* _SET TASK_:
Quote all lines below exactly. Images stay out.

* _TASK INPUTS_:
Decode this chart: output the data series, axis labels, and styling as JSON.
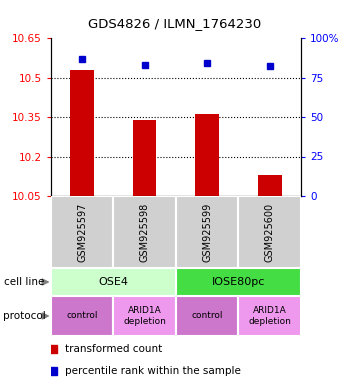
{
  "title": "GDS4826 / ILMN_1764230",
  "samples": [
    "GSM925597",
    "GSM925598",
    "GSM925599",
    "GSM925600"
  ],
  "bar_values": [
    10.53,
    10.34,
    10.36,
    10.13
  ],
  "bar_bottom": 10.05,
  "blue_dot_values": [
    87,
    83,
    84,
    82
  ],
  "ylim_left": [
    10.05,
    10.65
  ],
  "ylim_right": [
    0,
    100
  ],
  "yticks_left": [
    10.05,
    10.2,
    10.35,
    10.5,
    10.65
  ],
  "yticks_right": [
    0,
    25,
    50,
    75,
    100
  ],
  "ytick_right_labels": [
    "0",
    "25",
    "50",
    "75",
    "100%"
  ],
  "bar_color": "#cc0000",
  "dot_color": "#0000cc",
  "cell_line_groups": [
    {
      "label": "OSE4",
      "span": [
        0,
        2
      ],
      "color": "#ccffcc"
    },
    {
      "label": "IOSE80pc",
      "span": [
        2,
        4
      ],
      "color": "#44dd44"
    }
  ],
  "protocol_groups": [
    {
      "label": "control",
      "span": [
        0,
        1
      ],
      "color": "#cc77cc"
    },
    {
      "label": "ARID1A\ndepletion",
      "span": [
        1,
        2
      ],
      "color": "#ee99ee"
    },
    {
      "label": "control",
      "span": [
        2,
        3
      ],
      "color": "#cc77cc"
    },
    {
      "label": "ARID1A\ndepletion",
      "span": [
        3,
        4
      ],
      "color": "#ee99ee"
    }
  ],
  "legend_items": [
    {
      "color": "#cc0000",
      "label": "transformed count"
    },
    {
      "color": "#0000cc",
      "label": "percentile rank within the sample"
    }
  ],
  "gridline_y": [
    10.2,
    10.35,
    10.5
  ]
}
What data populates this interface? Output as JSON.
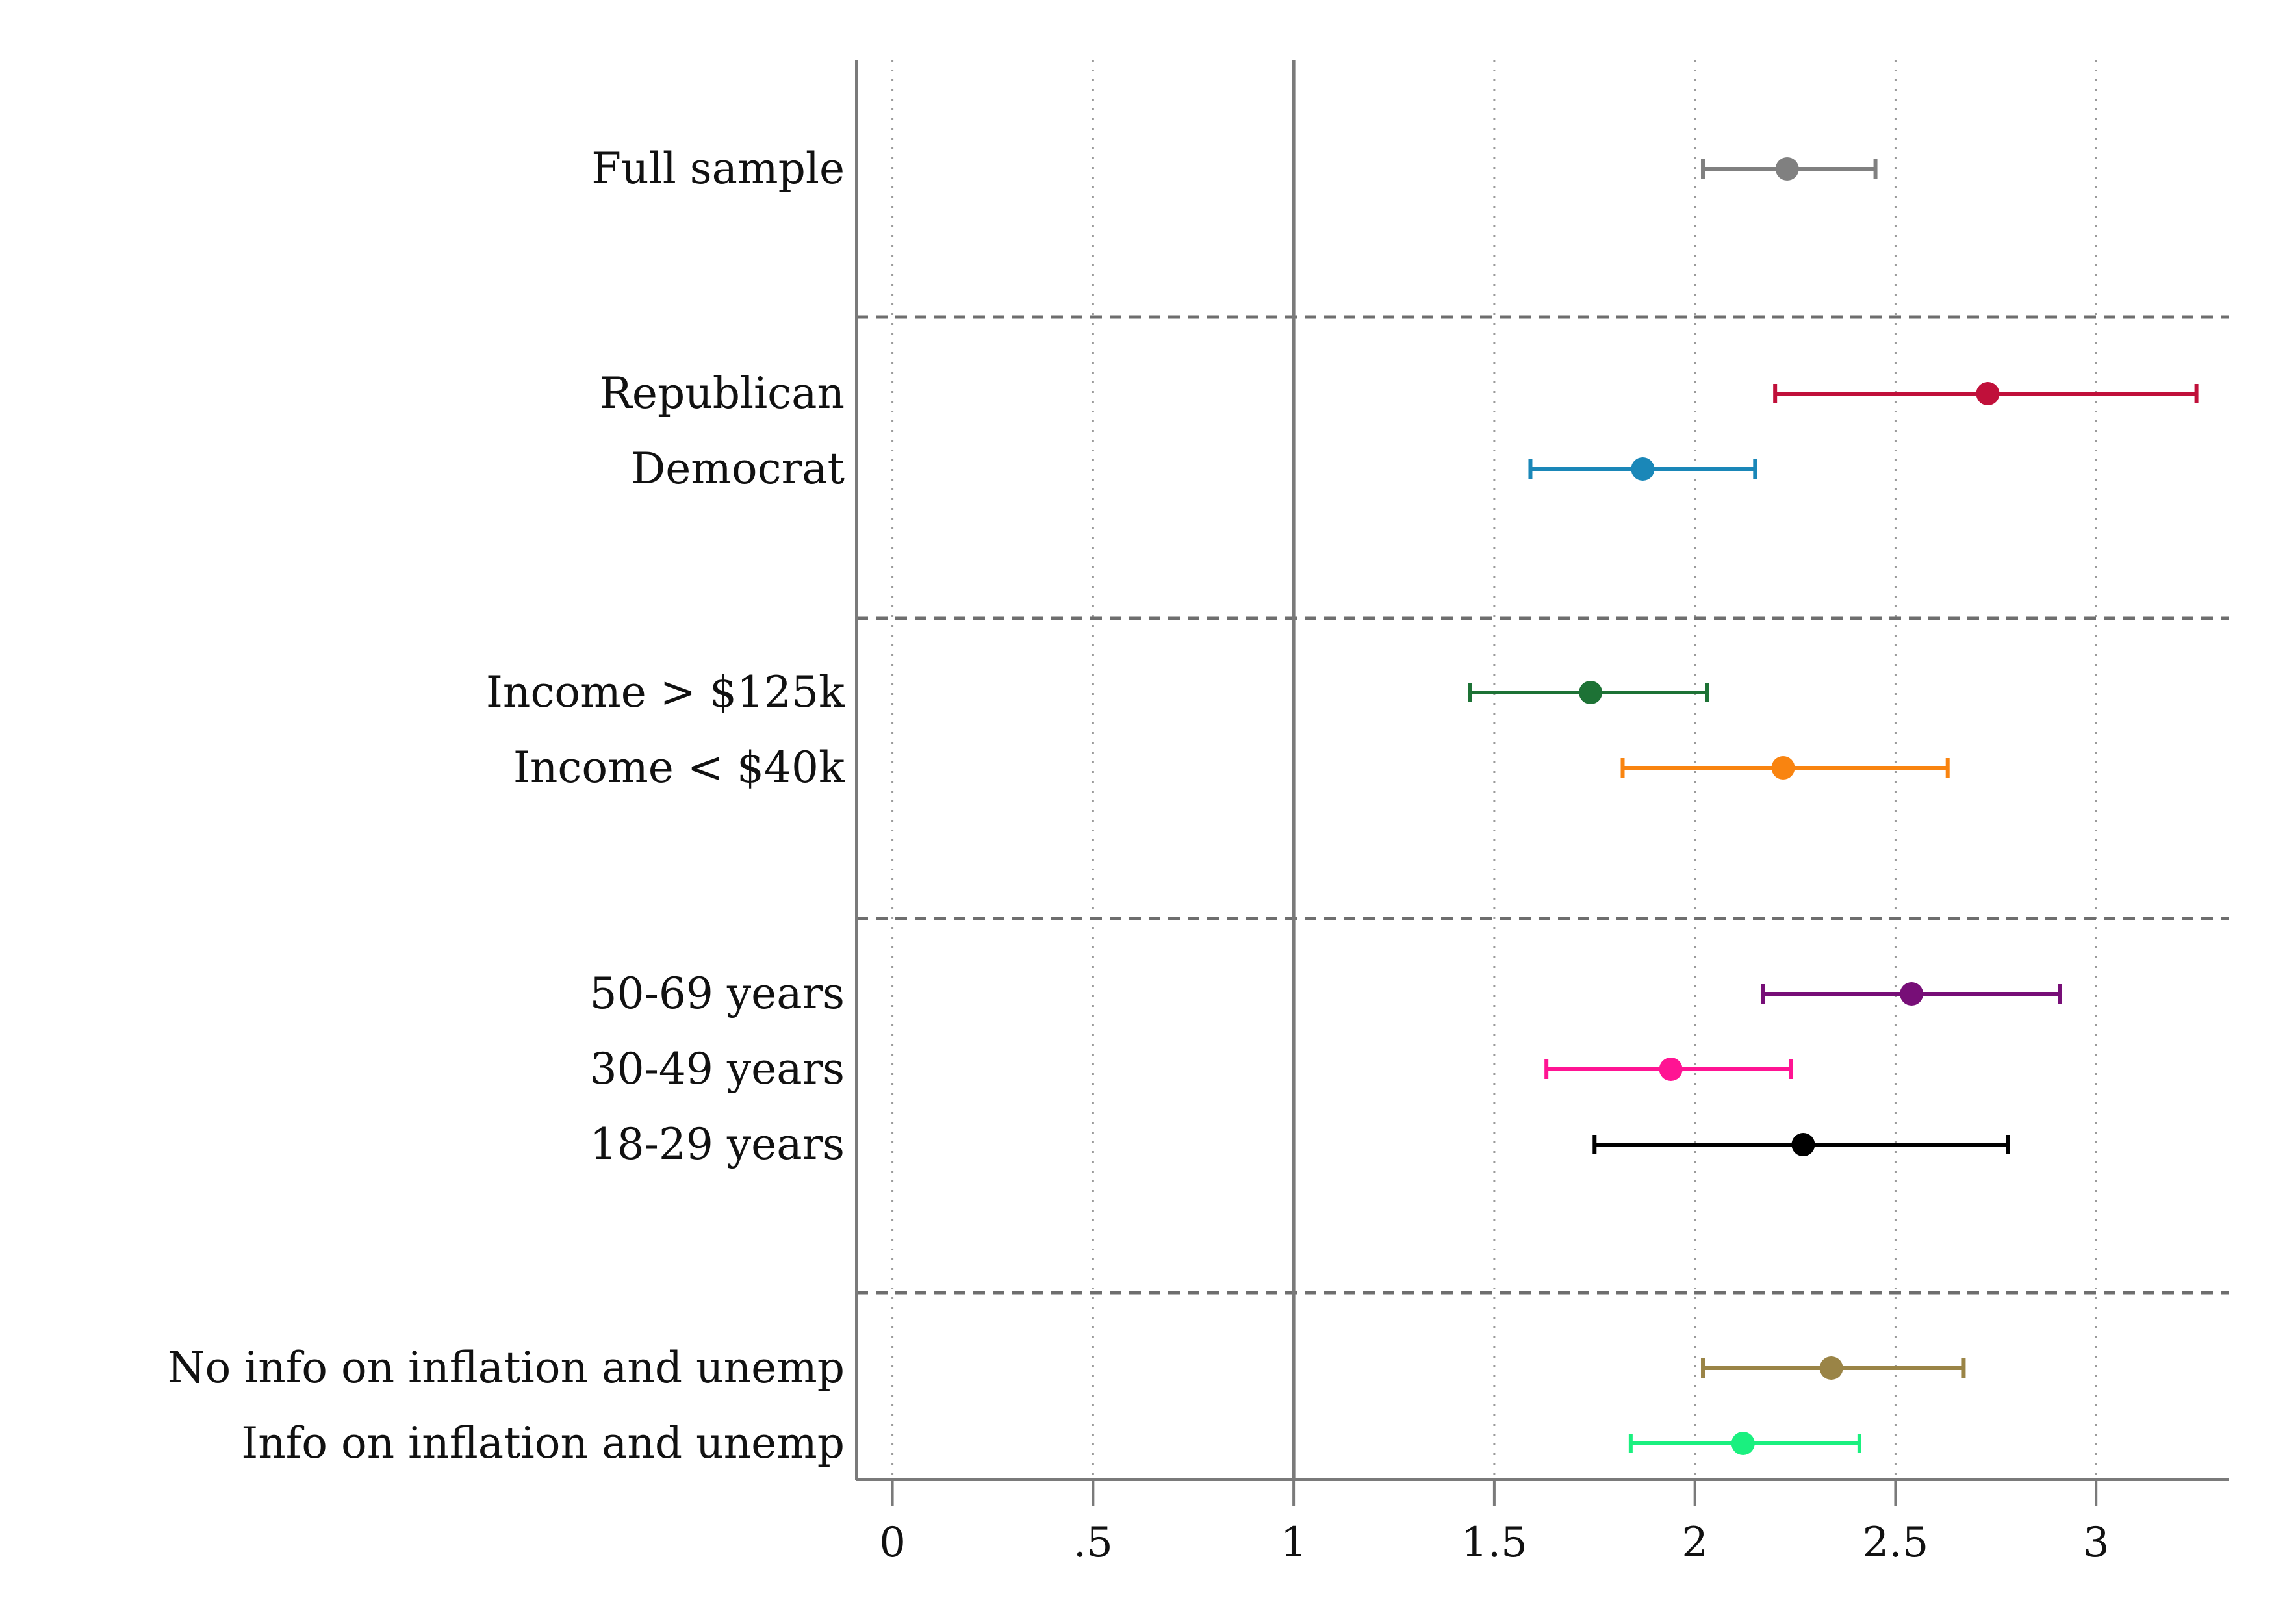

* _EXERCISE SOLUTION_:
Decode this chart: output the data series, axis labels, and styling as JSON.
{
  "title": "GDS4826 / ILMN_1764230",
  "samples": [
    "GSM925597",
    "GSM925598",
    "GSM925599",
    "GSM925600"
  ],
  "bar_values": [
    10.53,
    10.34,
    10.36,
    10.13
  ],
  "bar_bottom": 10.05,
  "blue_dot_values": [
    87,
    83,
    84,
    82
  ],
  "ylim_left": [
    10.05,
    10.65
  ],
  "ylim_right": [
    0,
    100
  ],
  "yticks_left": [
    10.05,
    10.2,
    10.35,
    10.5,
    10.65
  ],
  "yticks_right": [
    0,
    25,
    50,
    75,
    100
  ],
  "ytick_right_labels": [
    "0",
    "25",
    "50",
    "75",
    "100%"
  ],
  "bar_color": "#cc0000",
  "dot_color": "#0000cc",
  "cell_line_groups": [
    {
      "label": "OSE4",
      "span": [
        0,
        2
      ],
      "color": "#ccffcc"
    },
    {
      "label": "IOSE80pc",
      "span": [
        2,
        4
      ],
      "color": "#44dd44"
    }
  ],
  "protocol_groups": [
    {
      "label": "control",
      "span": [
        0,
        1
      ],
      "color": "#cc77cc"
    },
    {
      "label": "ARID1A\ndepletion",
      "span": [
        1,
        2
      ],
      "color": "#ee99ee"
    },
    {
      "label": "control",
      "span": [
        2,
        3
      ],
      "color": "#cc77cc"
    },
    {
      "label": "ARID1A\ndepletion",
      "span": [
        3,
        4
      ],
      "color": "#ee99ee"
    }
  ],
  "legend_items": [
    {
      "color": "#cc0000",
      "label": "transformed count"
    },
    {
      "color": "#0000cc",
      "label": "percentile rank within the sample"
    }
  ],
  "gridline_y": [
    10.2,
    10.35,
    10.5
  ]
}
What data populates this interface? Output as JSON.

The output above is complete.